### The request
Skip the pictures and extract all of the lines exactly as written.

### Supplied data
## begin
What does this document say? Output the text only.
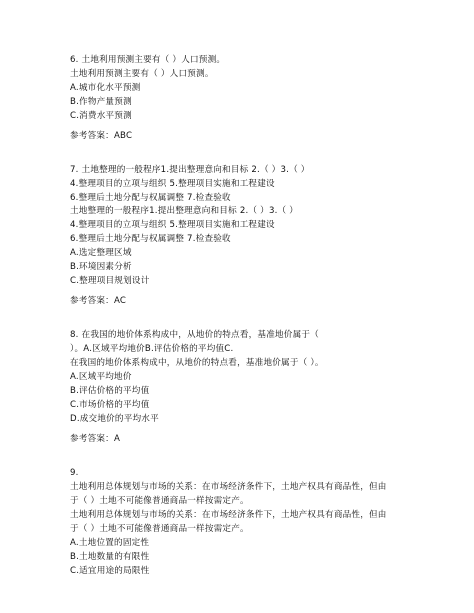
6. 土地利用预测主要有（ ）人口预测。
土地利用预测主要有（ ）人口预测。
A.城市化水平预测
B.作物产量预测
C.消费水平预测
参考答案：ABC
7. 土地整理的一般程序1.提出整理意向和目标 2.（ ）3.（ ）
4.整理项目的立项与组织 5.整理项目实施和工程建设
6.整理后土地分配与权属调整 7.检查验收
土地整理的一般程序1.提出整理意向和目标 2.（ ）3.（ ）
4.整理项目的立项与组织 5.整理项目实施和工程建设
6.整理后土地分配与权属调整 7.检查验收
A.选定整理区域
B.环境因素分析
C.整理项目规划设计
参考答案：AC
8. 在我国的地价体系构成中，从地价的特点看，基准地价属于（
）。A.区域平均地价B.评估价格的平均值C.
在我国的地价体系构成中，从地价的特点看，基准地价属于（ ）。
A.区域平均地价
B.评估价格的平均值
C.市场价格的平均值
D.成交地价的平均水平
参考答案：A
9.
土地利用总体规划与市场的关系：在市场经济条件下，土地产权具有商品性，但由
于（ ）土地不可能像普通商品一样按需定产。
土地利用总体规划与市场的关系：在市场经济条件下，土地产权具有商品性，但由
于（ ）土地不可能像普通商品一样按需定产。
A.土地位置的固定性
B.土地数量的有限性
C.适宜用途的局限性
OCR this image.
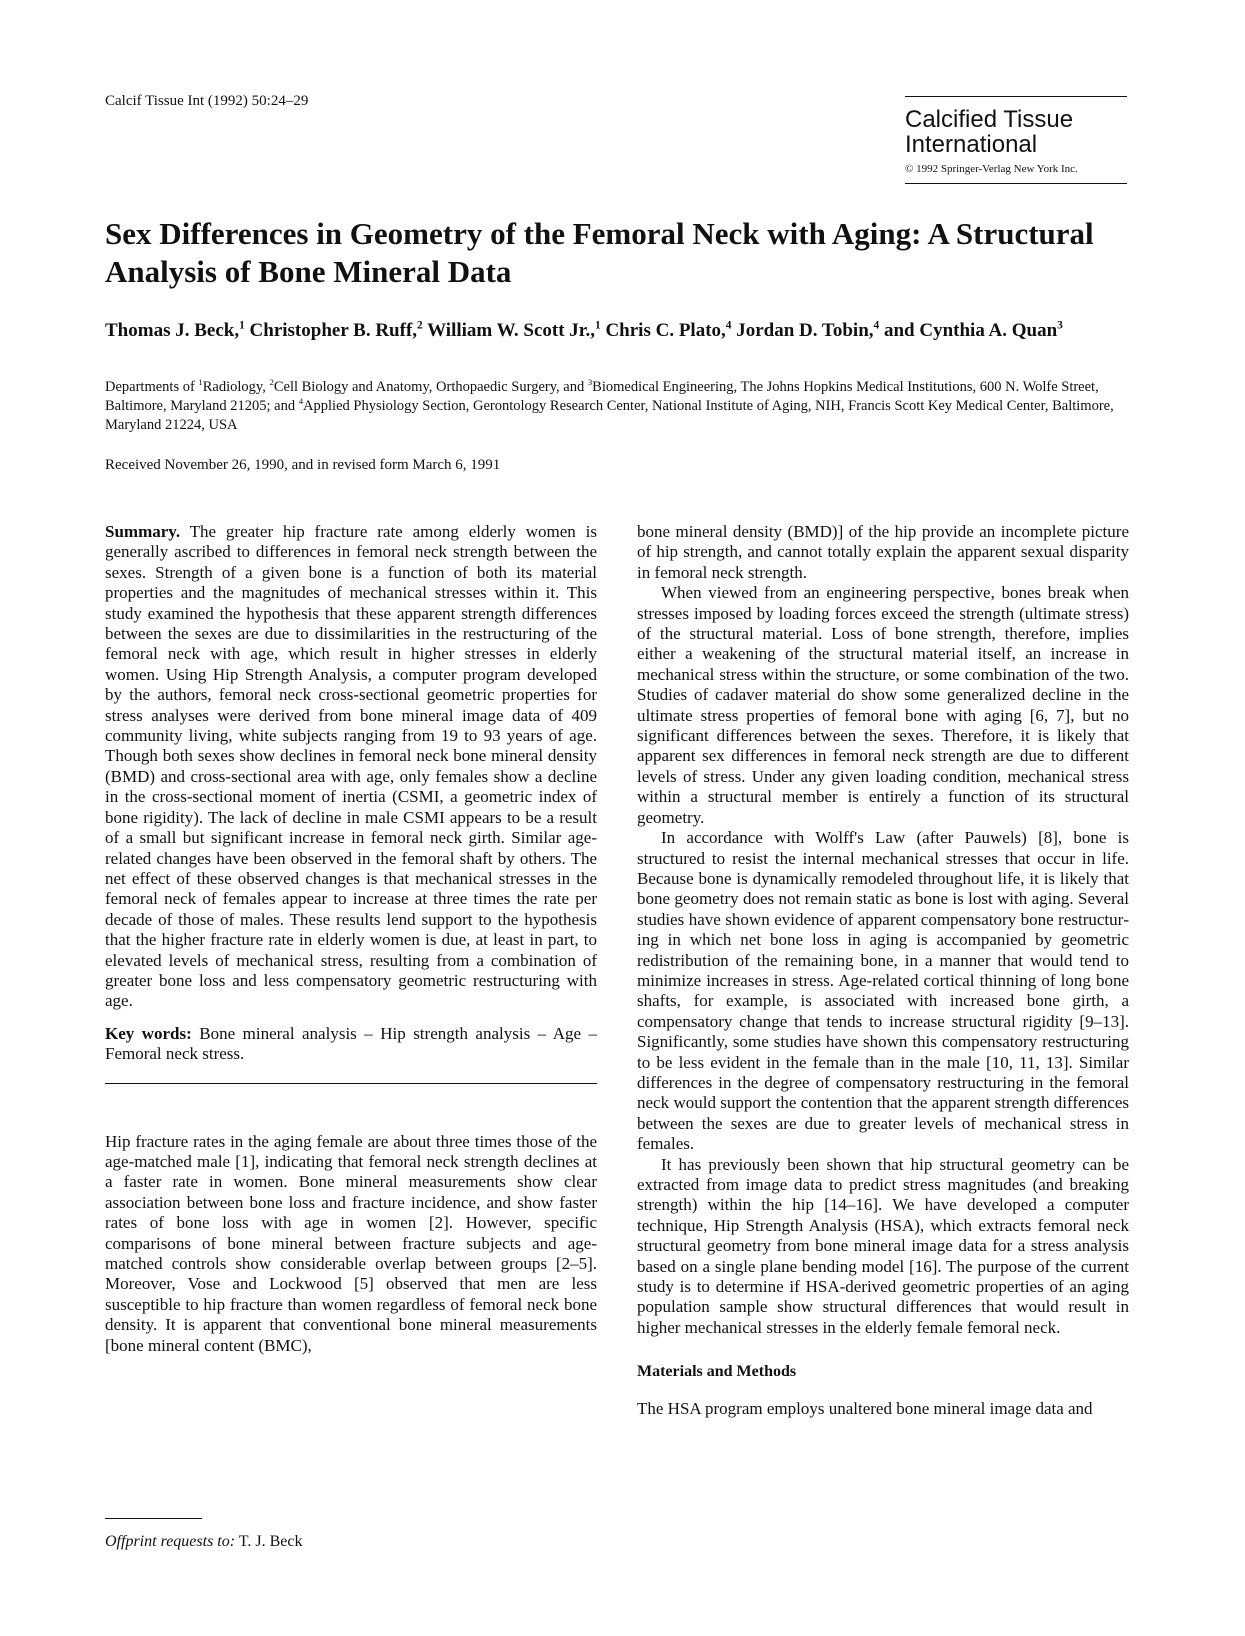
Calcif Tissue Int (1992) 50:24–29
Calcified Tissue International
© 1992 Springer-Verlag New York Inc.
Sex Differences in Geometry of the Femoral Neck with Aging: A Structural Analysis of Bone Mineral Data
Thomas J. Beck,$^1$ Christopher B. Ruff,$^2$ William W. Scott Jr.,$^1$ Chris C. Plato,$^4$ Jordan D. Tobin,$^4$ and Cynthia A. Quan$^3$
Departments of $^1$Radiology, $^2$Cell Biology and Anatomy, Orthopaedic Surgery, and $^3$Biomedical Engineering, The Johns Hopkins Medical Institutions, 600 N. Wolfe Street, Baltimore, Maryland 21205; and $^4$Applied Physiology Section, Gerontology Research Center, National Institute of Aging, NIH, Francis Scott Key Medical Center, Baltimore, Maryland 21224, USA
Received November 26, 1990, and in revised form March 6, 1991

Summary. The greater hip fracture rate among elderly women is generally ascribed to differences in femoral neck strength between the sexes. Strength of a given bone is a function of both its material properties and the magnitudes of mechanical stresses within it. This study examined the hypothesis that these apparent strength differences between the sexes are due to dissimilarities in the restructuring of the femoral neck with age, which result in higher stresses in elderly women. Using Hip Strength Analysis, a computer program developed by the authors, femoral neck cross-sectional geometric properties for stress analyses were derived from bone mineral image data of 409 community living, white subjects ranging from 19 to 93 years of age. Though both sexes show declines in femoral neck bone mineral density (BMD) and cross-sectional area with age, only females show a decline in the cross-sectional moment of inertia (CSMI, a geometric index of bone rigidity). The lack of decline in male CSMI appears to be a result of a small but significant increase in femoral neck girth. Similar age-related changes have been observed in the femoral shaft by others. The net effect of these observed changes is that mechanical stresses in the femoral neck of females appear to increase at three times the rate per decade of those of males. These results lend support to the hypothesis that the higher fracture rate in elderly women is due, at least in part, to elevated levels of mechanical stress, resulting from a combination of greater bone loss and less compensatory geometric restructuring with age.

Key words: Bone mineral analysis – Hip strength analysis – Age – Femoral neck stress.

Hip fracture rates in the aging female are about three times those of the age-matched male [1], indicating that femoral neck strength declines at a faster rate in women. Bone mineral measurements show clear association between bone loss and fracture incidence, and show faster rates of bone loss with age in women [2]. However, specific comparisons of bone mineral between fracture subjects and age-matched controls show considerable overlap between groups [2–5]. Moreover, Vose and Lockwood [5] observed that men are less susceptible to hip fracture than women regardless of femoral neck bone density. It is apparent that conventional bone mineral measurements [bone mineral content (BMC),

bone mineral density (BMD)] of the hip provide an incomplete picture of hip strength, and cannot totally explain the apparent sexual disparity in femoral neck strength.

When viewed from an engineering perspective, bones break when stresses imposed by loading forces exceed the strength (ultimate stress) of the structural material. Loss of bone strength, therefore, implies either a weakening of the structural material itself, an increase in mechanical stress within the structure, or some combination of the two. Studies of cadaver material do show some generalized decline in the ultimate stress properties of femoral bone with aging [6, 7], but no significant differences between the sexes. Therefore, it is likely that apparent sex differences in femoral neck strength are due to different levels of stress. Under any given loading condition, mechanical stress within a structural member is entirely a function of its structural geometry.

In accordance with Wolff's Law (after Pauwels) [8], bone is structured to resist the internal mechanical stresses that occur in life. Because bone is dynamically remodeled throughout life, it is likely that bone geometry does not remain static as bone is lost with aging. Several studies have shown evidence of apparent compensatory bone restructuring in which net bone loss in aging is accompanied by geometric redistribution of the remaining bone, in a manner that would tend to minimize increases in stress. Age-related cortical thinning of long bone shafts, for example, is associated with increased bone girth, a compensatory change that tends to increase structural rigidity [9–13]. Significantly, some studies have shown this compensatory restructuring to be less evident in the female than in the male [10, 11, 13]. Similar differences in the degree of compensatory restructuring in the femoral neck would support the contention that the apparent strength differences between the sexes are due to greater levels of mechanical stress in females.

It has previously been shown that hip structural geometry can be extracted from image data to predict stress magnitudes (and breaking strength) within the hip [14–16]. We have developed a computer technique, Hip Strength Analysis (HSA), which extracts femoral neck structural geometry from bone mineral image data for a stress analysis based on a single plane bending model [16]. The purpose of the current study is to determine if HSA-derived geometric properties of an aging population sample show structural differences that would result in higher mechanical stresses in the elderly female femoral neck.

Materials and Methods

The HSA program employs unaltered bone mineral image data and

Offprint requests to: T. J. Beck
## end
### Response below
What does this document say? Output the text only.
6. 土地利用预测主要有（ ）人口预测。
土地利用预测主要有（ ）人口预测。
A.城市化水平预测
B.作物产量预测
C.消费水平预测
参考答案：ABC
7. 土地整理的一般程序1.提出整理意向和目标 2.（ ）3.（ ）
4.整理项目的立项与组织 5.整理项目实施和工程建设
6.整理后土地分配与权属调整 7.检查验收
土地整理的一般程序1.提出整理意向和目标 2.（ ）3.（ ）
4.整理项目的立项与组织 5.整理项目实施和工程建设
6.整理后土地分配与权属调整 7.检查验收
A.选定整理区域
B.环境因素分析
C.整理项目规划设计
参考答案：AC
8. 在我国的地价体系构成中，从地价的特点看，基准地价属于（
）。A.区域平均地价B.评估价格的平均值C.
在我国的地价体系构成中，从地价的特点看，基准地价属于（ ）。
A.区域平均地价
B.评估价格的平均值
C.市场价格的平均值
D.成交地价的平均水平
参考答案：A
9.
土地利用总体规划与市场的关系：在市场经济条件下，土地产权具有商品性，但由
于（ ）土地不可能像普通商品一样按需定产。
土地利用总体规划与市场的关系：在市场经济条件下，土地产权具有商品性，但由
于（ ）土地不可能像普通商品一样按需定产。
A.土地位置的固定性
B.土地数量的有限性
C.适宜用途的局限性
OCR this image.
Calcif Tissue Int (1992) 50:24–29
Calcified Tissue International
© 1992 Springer-Verlag New York Inc.
Sex Differences in Geometry of the Femoral Neck with Aging: A Structural Analysis of Bone Mineral Data
Thomas J. Beck,$^1$ Christopher B. Ruff,$^2$ William W. Scott Jr.,$^1$ Chris C. Plato,$^4$ Jordan D. Tobin,$^4$ and Cynthia A. Quan$^3$
Departments of $^1$Radiology, $^2$Cell Biology and Anatomy, Orthopaedic Surgery, and $^3$Biomedical Engineering, The Johns Hopkins Medical Institutions, 600 N. Wolfe Street, Baltimore, Maryland 21205; and $^4$Applied Physiology Section, Gerontology Research Center, National Institute of Aging, NIH, Francis Scott Key Medical Center, Baltimore, Maryland 21224, USA
Received November 26, 1990, and in revised form March 6, 1991

Summary. The greater hip fracture rate among elderly women is generally ascribed to differences in femoral neck strength between the sexes. Strength of a given bone is a function of both its material properties and the magnitudes of mechanical stresses within it. This study examined the hypothesis that these apparent strength differences between the sexes are due to dissimilarities in the restructuring of the femoral neck with age, which result in higher stresses in elderly women. Using Hip Strength Analysis, a computer program developed by the authors, femoral neck cross-sectional geometric properties for stress analyses were derived from bone mineral image data of 409 community living, white subjects ranging from 19 to 93 years of age. Though both sexes show declines in femoral neck bone mineral density (BMD) and cross-sectional area with age, only females show a decline in the cross-sectional moment of inertia (CSMI, a geometric index of bone rigidity). The lack of decline in male CSMI appears to be a result of a small but significant increase in femoral neck girth. Similar age-related changes have been observed in the femoral shaft by others. The net effect of these observed changes is that mechanical stresses in the femoral neck of females appear to increase at three times the rate per decade of those of males. These results lend support to the hypothesis that the higher fracture rate in elderly women is due, at least in part, to elevated levels of mechanical stress, resulting from a combination of greater bone loss and less compensatory geometric restructuring with age.

Key words: Bone mineral analysis – Hip strength analysis – Age – Femoral neck stress.

Hip fracture rates in the aging female are about three times those of the age-matched male [1], indicating that femoral neck strength declines at a faster rate in women. Bone mineral measurements show clear association between bone loss and fracture incidence, and show faster rates of bone loss with age in women [2]. However, specific comparisons of bone mineral between fracture subjects and age-matched controls show considerable overlap between groups [2–5]. Moreover, Vose and Lockwood [5] observed that men are less susceptible to hip fracture than women regardless of femoral neck bone density. It is apparent that conventional bone mineral measurements [bone mineral content (BMC),

bone mineral density (BMD)] of the hip provide an incomplete picture of hip strength, and cannot totally explain the apparent sexual disparity in femoral neck strength.

When viewed from an engineering perspective, bones break when stresses imposed by loading forces exceed the strength (ultimate stress) of the structural material. Loss of bone strength, therefore, implies either a weakening of the structural material itself, an increase in mechanical stress within the structure, or some combination of the two. Studies of cadaver material do show some generalized decline in the ultimate stress properties of femoral bone with aging [6, 7], but no significant differences between the sexes. Therefore, it is likely that apparent sex differences in femoral neck strength are due to different levels of stress. Under any given loading condition, mechanical stress within a structural member is entirely a function of its structural geometry.

In accordance with Wolff's Law (after Pauwels) [8], bone is structured to resist the internal mechanical stresses that occur in life. Because bone is dynamically remodeled throughout life, it is likely that bone geometry does not remain static as bone is lost with aging. Several studies have shown evidence of apparent compensatory bone restructuring in which net bone loss in aging is accompanied by geometric redistribution of the remaining bone, in a manner that would tend to minimize increases in stress. Age-related cortical thinning of long bone shafts, for example, is associated with increased bone girth, a compensatory change that tends to increase structural rigidity [9–13]. Significantly, some studies have shown this compensatory restructuring to be less evident in the female than in the male [10, 11, 13]. Similar differences in the degree of compensatory restructuring in the femoral neck would support the contention that the apparent strength differences between the sexes are due to greater levels of mechanical stress in females.

It has previously been shown that hip structural geometry can be extracted from image data to predict stress magnitudes (and breaking strength) within the hip [14–16]. We have developed a computer technique, Hip Strength Analysis (HSA), which extracts femoral neck structural geometry from bone mineral image data for a stress analysis based on a single plane bending model [16]. The purpose of the current study is to determine if HSA-derived geometric properties of an aging population sample show structural differences that would result in higher mechanical stresses in the elderly female femoral neck.

Materials and Methods

The HSA program employs unaltered bone mineral image data and

Offprint requests to: T. J. Beck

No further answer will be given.